**What this task involves**
Your task is to copy each line that has the word "JSON".

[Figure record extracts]
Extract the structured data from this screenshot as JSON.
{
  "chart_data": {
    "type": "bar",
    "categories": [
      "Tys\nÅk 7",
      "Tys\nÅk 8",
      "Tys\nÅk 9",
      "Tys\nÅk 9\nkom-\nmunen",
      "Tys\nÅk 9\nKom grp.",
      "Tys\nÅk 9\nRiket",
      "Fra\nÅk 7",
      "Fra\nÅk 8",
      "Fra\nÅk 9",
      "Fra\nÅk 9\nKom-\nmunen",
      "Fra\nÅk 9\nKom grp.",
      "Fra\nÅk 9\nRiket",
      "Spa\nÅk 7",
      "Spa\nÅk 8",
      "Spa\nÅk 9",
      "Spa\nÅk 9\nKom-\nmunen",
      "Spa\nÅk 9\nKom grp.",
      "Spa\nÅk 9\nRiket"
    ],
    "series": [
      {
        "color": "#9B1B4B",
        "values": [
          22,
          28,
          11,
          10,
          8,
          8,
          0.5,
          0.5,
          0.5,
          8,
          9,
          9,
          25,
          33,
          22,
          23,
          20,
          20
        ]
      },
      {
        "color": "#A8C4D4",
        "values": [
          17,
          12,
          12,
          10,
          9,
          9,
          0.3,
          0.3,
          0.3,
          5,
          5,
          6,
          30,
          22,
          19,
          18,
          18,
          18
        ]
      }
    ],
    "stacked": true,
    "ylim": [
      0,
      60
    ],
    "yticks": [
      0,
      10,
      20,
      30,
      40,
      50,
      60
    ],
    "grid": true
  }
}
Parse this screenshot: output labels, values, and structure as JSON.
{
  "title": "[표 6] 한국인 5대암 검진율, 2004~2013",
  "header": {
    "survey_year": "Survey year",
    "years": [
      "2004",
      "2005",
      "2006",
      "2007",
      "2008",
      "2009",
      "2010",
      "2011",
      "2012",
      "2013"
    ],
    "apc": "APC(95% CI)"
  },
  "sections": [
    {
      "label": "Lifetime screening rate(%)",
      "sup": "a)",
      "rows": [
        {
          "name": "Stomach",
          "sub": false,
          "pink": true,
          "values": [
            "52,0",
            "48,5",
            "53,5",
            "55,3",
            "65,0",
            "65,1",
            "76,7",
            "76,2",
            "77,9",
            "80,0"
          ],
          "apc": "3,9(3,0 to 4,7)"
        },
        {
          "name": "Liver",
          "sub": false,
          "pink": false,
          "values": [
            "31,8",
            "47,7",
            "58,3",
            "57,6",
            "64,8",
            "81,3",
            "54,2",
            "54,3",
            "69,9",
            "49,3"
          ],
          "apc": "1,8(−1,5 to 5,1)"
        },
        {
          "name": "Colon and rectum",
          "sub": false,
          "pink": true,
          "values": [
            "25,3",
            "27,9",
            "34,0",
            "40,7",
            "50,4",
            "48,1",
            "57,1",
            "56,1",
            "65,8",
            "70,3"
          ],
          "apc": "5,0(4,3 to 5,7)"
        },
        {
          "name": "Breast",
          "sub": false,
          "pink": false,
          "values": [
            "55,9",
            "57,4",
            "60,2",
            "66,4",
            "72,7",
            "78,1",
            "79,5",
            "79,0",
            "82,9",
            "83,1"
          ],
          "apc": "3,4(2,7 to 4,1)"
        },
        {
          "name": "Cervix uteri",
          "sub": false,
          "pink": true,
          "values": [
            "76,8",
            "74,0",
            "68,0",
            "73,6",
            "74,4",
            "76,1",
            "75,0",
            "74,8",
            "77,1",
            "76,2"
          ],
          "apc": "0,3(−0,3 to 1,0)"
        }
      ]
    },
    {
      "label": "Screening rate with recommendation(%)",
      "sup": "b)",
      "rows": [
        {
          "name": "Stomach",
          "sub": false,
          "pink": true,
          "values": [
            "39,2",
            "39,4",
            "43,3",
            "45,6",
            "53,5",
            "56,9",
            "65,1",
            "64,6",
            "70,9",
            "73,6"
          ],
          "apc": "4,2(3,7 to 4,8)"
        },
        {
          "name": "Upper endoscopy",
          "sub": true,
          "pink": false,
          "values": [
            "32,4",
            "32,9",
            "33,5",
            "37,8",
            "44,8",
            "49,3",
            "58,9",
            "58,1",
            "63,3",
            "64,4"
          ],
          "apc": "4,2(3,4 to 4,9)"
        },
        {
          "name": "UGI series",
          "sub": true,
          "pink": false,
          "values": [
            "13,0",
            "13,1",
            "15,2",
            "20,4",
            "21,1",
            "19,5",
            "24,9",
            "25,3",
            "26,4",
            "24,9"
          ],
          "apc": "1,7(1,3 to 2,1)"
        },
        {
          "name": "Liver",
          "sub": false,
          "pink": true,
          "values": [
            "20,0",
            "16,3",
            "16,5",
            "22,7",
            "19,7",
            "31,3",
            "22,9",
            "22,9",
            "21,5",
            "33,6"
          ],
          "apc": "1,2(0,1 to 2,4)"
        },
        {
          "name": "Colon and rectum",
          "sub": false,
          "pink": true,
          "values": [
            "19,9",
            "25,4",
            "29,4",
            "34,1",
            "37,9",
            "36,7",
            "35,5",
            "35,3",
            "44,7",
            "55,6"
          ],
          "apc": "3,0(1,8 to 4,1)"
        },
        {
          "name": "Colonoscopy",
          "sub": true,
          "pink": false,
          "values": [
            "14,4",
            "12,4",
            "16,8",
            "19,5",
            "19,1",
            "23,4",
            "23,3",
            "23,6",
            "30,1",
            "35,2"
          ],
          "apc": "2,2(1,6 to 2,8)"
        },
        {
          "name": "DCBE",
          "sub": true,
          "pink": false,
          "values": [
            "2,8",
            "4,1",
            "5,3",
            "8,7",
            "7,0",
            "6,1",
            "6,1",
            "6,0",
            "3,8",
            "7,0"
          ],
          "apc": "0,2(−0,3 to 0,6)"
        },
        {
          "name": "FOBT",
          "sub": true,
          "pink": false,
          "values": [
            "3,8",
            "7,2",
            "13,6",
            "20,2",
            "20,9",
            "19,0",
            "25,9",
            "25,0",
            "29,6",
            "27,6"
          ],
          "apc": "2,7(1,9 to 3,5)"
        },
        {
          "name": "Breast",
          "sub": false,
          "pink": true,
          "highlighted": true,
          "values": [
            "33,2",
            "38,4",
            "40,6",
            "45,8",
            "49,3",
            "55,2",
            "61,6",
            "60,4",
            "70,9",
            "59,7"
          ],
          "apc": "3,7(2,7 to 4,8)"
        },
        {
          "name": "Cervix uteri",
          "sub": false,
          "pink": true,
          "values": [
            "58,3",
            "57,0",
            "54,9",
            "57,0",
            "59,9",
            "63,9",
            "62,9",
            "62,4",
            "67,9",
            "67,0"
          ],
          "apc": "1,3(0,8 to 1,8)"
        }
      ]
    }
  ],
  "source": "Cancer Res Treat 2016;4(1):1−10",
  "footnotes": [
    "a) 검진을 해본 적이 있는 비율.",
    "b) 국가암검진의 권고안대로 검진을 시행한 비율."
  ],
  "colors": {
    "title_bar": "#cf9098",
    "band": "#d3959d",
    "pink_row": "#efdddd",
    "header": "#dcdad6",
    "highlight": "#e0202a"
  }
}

**Answer to this problem**
Extract the structured data from this screenshot as JSON.
Parse this screenshot: output labels, values, and structure as JSON.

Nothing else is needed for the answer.